[Exercise]: Your copy of the material must match it exactly, except that pictures are dropped.
----- Given records -----
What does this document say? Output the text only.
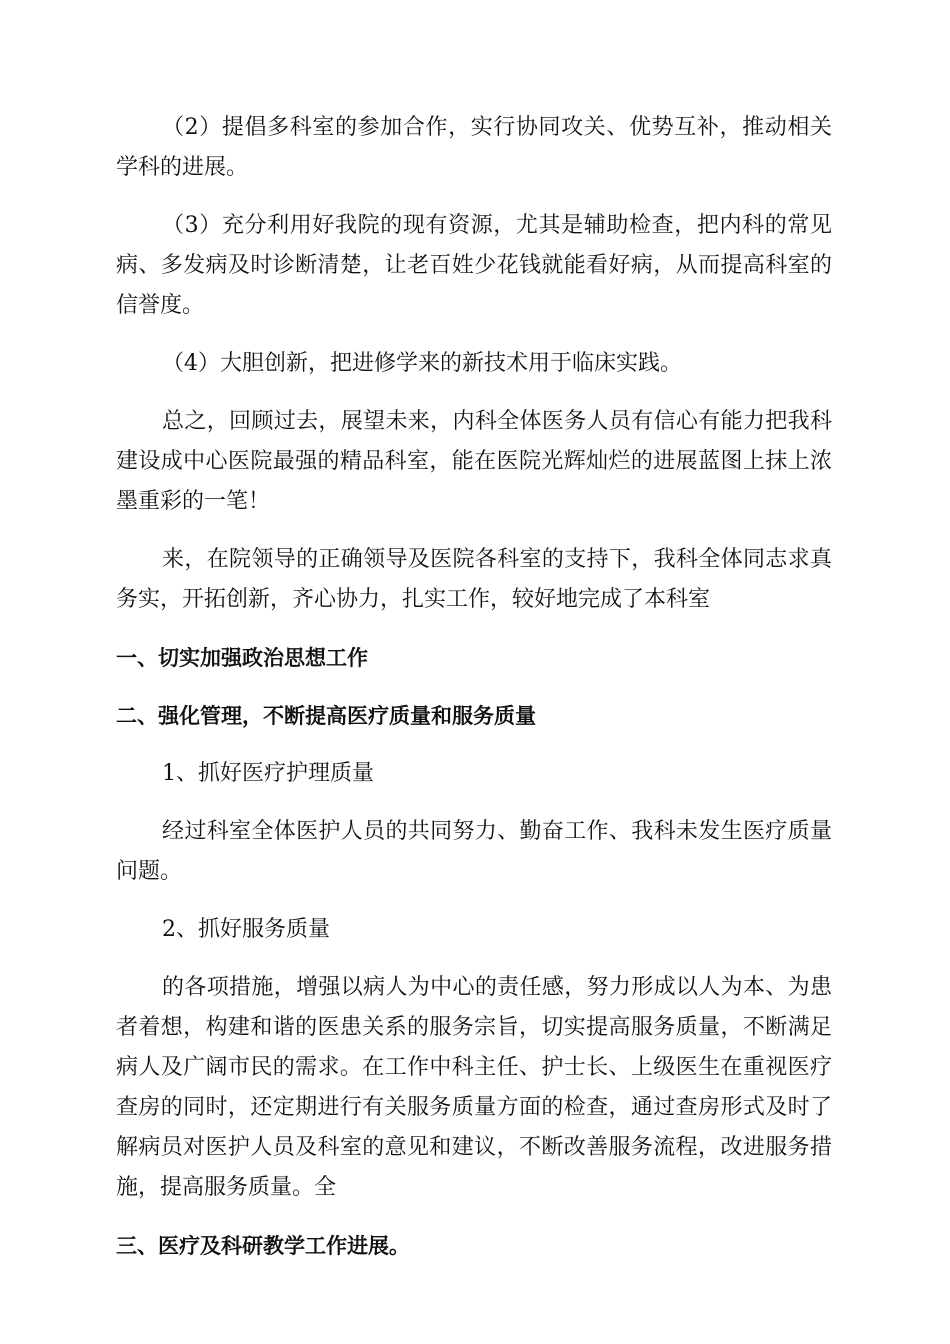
（2）提倡多科室的参加合作，实行协同攻关、优势互补，推动相关学科的进展。

（3）充分利用好我院的现有资源，尤其是辅助检查，把内科的常见病、多发病及时诊断清楚，让老百姓少花钱就能看好病，从而提高科室的信誉度。

（4）大胆创新，把进修学来的新技术用于临床实践。

总之，回顾过去，展望未来，内科全体医务人员有信心有能力把我科建设成中心医院最强的精品科室，能在医院光辉灿烂的进展蓝图上抹上浓墨重彩的一笔！

来，在院领导的正确领导及医院各科室的支持下，我科全体同志求真务实，开拓创新，齐心协力，扎实工作，较好地完成了本科室

一、切实加强政治思想工作

二、强化管理，不断提高医疗质量和服务质量

1、抓好医疗护理质量

经过科室全体医护人员的共同努力、勤奋工作、我科未发生医疗质量问题。

2、抓好服务质量

的各项措施，增强以病人为中心的责任感，努力形成以人为本、为患者着想，构建和谐的医患关系的服务宗旨，切实提高服务质量，不断满足病人及广阔市民的需求。在工作中科主任、护士长、上级医生在重视医疗查房的同时，还定期进行有关服务质量方面的检查，通过查房形式及时了解病员对医护人员及科室的意见和建议，不断改善服务流程，改进服务措施，提高服务质量。全

三、医疗及科研教学工作进展。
-----
[Result]:
What does this document say? Output the text only.
（2）提倡多科室的参加合作，实行协同攻关、优势互补，推动相关学科的进展。

（3）充分利用好我院的现有资源，尤其是辅助检查，把内科的常见病、多发病及时诊断清楚，让老百姓少花钱就能看好病，从而提高科室的信誉度。

（4）大胆创新，把进修学来的新技术用于临床实践。

总之，回顾过去，展望未来，内科全体医务人员有信心有能力把我科建设成中心医院最强的精品科室，能在医院光辉灿烂的进展蓝图上抹上浓墨重彩的一笔！

来，在院领导的正确领导及医院各科室的支持下，我科全体同志求真务实，开拓创新，齐心协力，扎实工作，较好地完成了本科室

一、切实加强政治思想工作

二、强化管理，不断提高医疗质量和服务质量

1、抓好医疗护理质量

经过科室全体医护人员的共同努力、勤奋工作、我科未发生医疗质量问题。

2、抓好服务质量

的各项措施，增强以病人为中心的责任感，努力形成以人为本、为患者着想，构建和谐的医患关系的服务宗旨，切实提高服务质量，不断满足病人及广阔市民的需求。在工作中科主任、护士长、上级医生在重视医疗查房的同时，还定期进行有关服务质量方面的检查，通过查房形式及时了解病员对医护人员及科室的意见和建议，不断改善服务流程，改进服务措施，提高服务质量。全

三、医疗及科研教学工作进展。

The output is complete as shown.